## START
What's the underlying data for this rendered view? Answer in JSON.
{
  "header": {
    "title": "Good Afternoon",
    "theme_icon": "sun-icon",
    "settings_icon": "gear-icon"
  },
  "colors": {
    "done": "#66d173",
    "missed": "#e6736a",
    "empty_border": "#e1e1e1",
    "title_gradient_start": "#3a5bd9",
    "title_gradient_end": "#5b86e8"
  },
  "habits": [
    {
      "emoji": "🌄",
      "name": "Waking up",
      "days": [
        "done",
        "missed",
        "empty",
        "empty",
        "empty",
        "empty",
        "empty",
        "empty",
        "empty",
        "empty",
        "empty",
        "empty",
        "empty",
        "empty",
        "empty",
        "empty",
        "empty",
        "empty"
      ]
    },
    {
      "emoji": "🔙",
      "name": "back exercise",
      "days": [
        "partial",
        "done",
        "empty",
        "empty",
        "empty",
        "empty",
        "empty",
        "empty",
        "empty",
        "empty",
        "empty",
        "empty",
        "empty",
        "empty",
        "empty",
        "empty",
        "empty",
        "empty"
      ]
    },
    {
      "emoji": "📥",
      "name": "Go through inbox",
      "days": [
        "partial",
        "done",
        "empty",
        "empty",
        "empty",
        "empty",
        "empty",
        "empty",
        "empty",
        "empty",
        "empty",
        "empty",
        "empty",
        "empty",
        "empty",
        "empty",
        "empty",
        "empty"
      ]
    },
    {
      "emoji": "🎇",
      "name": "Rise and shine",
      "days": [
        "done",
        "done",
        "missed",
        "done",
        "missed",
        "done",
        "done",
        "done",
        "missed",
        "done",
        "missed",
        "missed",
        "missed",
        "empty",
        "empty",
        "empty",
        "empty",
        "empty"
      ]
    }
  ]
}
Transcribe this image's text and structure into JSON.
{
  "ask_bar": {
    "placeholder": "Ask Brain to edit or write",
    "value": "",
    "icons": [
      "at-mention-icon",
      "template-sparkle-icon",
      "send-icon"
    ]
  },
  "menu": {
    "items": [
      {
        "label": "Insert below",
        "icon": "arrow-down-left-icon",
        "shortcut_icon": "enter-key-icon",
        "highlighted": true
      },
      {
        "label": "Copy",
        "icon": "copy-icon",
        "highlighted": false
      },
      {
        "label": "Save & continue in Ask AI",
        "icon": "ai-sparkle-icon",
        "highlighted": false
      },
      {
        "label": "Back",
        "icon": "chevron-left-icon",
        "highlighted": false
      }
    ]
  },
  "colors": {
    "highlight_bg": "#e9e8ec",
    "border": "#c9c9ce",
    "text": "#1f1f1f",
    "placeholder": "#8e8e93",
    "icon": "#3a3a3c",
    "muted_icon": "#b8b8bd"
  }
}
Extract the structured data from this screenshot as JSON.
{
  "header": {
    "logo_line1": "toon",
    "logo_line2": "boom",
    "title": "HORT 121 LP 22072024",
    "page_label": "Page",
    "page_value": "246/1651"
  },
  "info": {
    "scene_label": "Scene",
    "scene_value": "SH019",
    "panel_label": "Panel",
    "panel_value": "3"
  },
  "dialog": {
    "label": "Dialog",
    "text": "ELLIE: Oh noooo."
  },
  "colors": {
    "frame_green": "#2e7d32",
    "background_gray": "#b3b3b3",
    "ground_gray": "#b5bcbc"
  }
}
## END
__Requirements__.
Output all of the data again, exactly.

__Written reply__.
What's the underlying data for this rendered view? Answer in JSON.
{
  "header": {
    "title": "Good Afternoon",
    "theme_icon": "sun-icon",
    "settings_icon": "gear-icon"
  },
  "colors": {
    "done": "#66d173",
    "missed": "#e6736a",
    "empty_border": "#e1e1e1",
    "title_gradient_start": "#3a5bd9",
    "title_gradient_end": "#5b86e8"
  },
  "habits": [
    {
      "emoji": "🌄",
      "name": "Waking up",
      "days": [
        "done",
        "missed",
        "empty",
        "empty",
        "empty",
        "empty",
        "empty",
        "empty",
        "empty",
        "empty",
        "empty",
        "empty",
        "empty",
        "empty",
        "empty",
        "empty",
        "empty",
        "empty"
      ]
    },
    {
      "emoji": "🔙",
      "name": "back exercise",
      "days": [
        "partial",
        "done",
        "empty",
        "empty",
        "empty",
        "empty",
        "empty",
        "empty",
        "empty",
        "empty",
        "empty",
        "empty",
        "empty",
        "empty",
        "empty",
        "empty",
        "empty",
        "empty"
      ]
    },
    {
      "emoji": "📥",
      "name": "Go through inbox",
      "days": [
        "partial",
        "done",
        "empty",
        "empty",
        "empty",
        "empty",
        "empty",
        "empty",
        "empty",
        "empty",
        "empty",
        "empty",
        "empty",
        "empty",
        "empty",
        "empty",
        "empty",
        "empty"
      ]
    },
    {
      "emoji": "🎇",
      "name": "Rise and shine",
      "days": [
        "done",
        "done",
        "missed",
        "done",
        "missed",
        "done",
        "done",
        "done",
        "missed",
        "done",
        "missed",
        "missed",
        "missed",
        "empty",
        "empty",
        "empty",
        "empty",
        "empty"
      ]
    }
  ]
}
Transcribe this image's text and structure into JSON.
{
  "ask_bar": {
    "placeholder": "Ask Brain to edit or write",
    "value": "",
    "icons": [
      "at-mention-icon",
      "template-sparkle-icon",
      "send-icon"
    ]
  },
  "menu": {
    "items": [
      {
        "label": "Insert below",
        "icon": "arrow-down-left-icon",
        "shortcut_icon": "enter-key-icon",
        "highlighted": true
      },
      {
        "label": "Copy",
        "icon": "copy-icon",
        "highlighted": false
      },
      {
        "label": "Save & continue in Ask AI",
        "icon": "ai-sparkle-icon",
        "highlighted": false
      },
      {
        "label": "Back",
        "icon": "chevron-left-icon",
        "highlighted": false
      }
    ]
  },
  "colors": {
    "highlight_bg": "#e9e8ec",
    "border": "#c9c9ce",
    "text": "#1f1f1f",
    "placeholder": "#8e8e93",
    "icon": "#3a3a3c",
    "muted_icon": "#b8b8bd"
  }
}
Extract the structured data from this screenshot as JSON.
{
  "header": {
    "logo_line1": "toon",
    "logo_line2": "boom",
    "title": "HORT 121 LP 22072024",
    "page_label": "Page",
    "page_value": "246/1651"
  },
  "info": {
    "scene_label": "Scene",
    "scene_value": "SH019",
    "panel_label": "Panel",
    "panel_value": "3"
  },
  "dialog": {
    "label": "Dialog",
    "text": "ELLIE: Oh noooo."
  },
  "colors": {
    "frame_green": "#2e7d32",
    "background_gray": "#b3b3b3",
    "ground_gray": "#b5bcbc"
  }
}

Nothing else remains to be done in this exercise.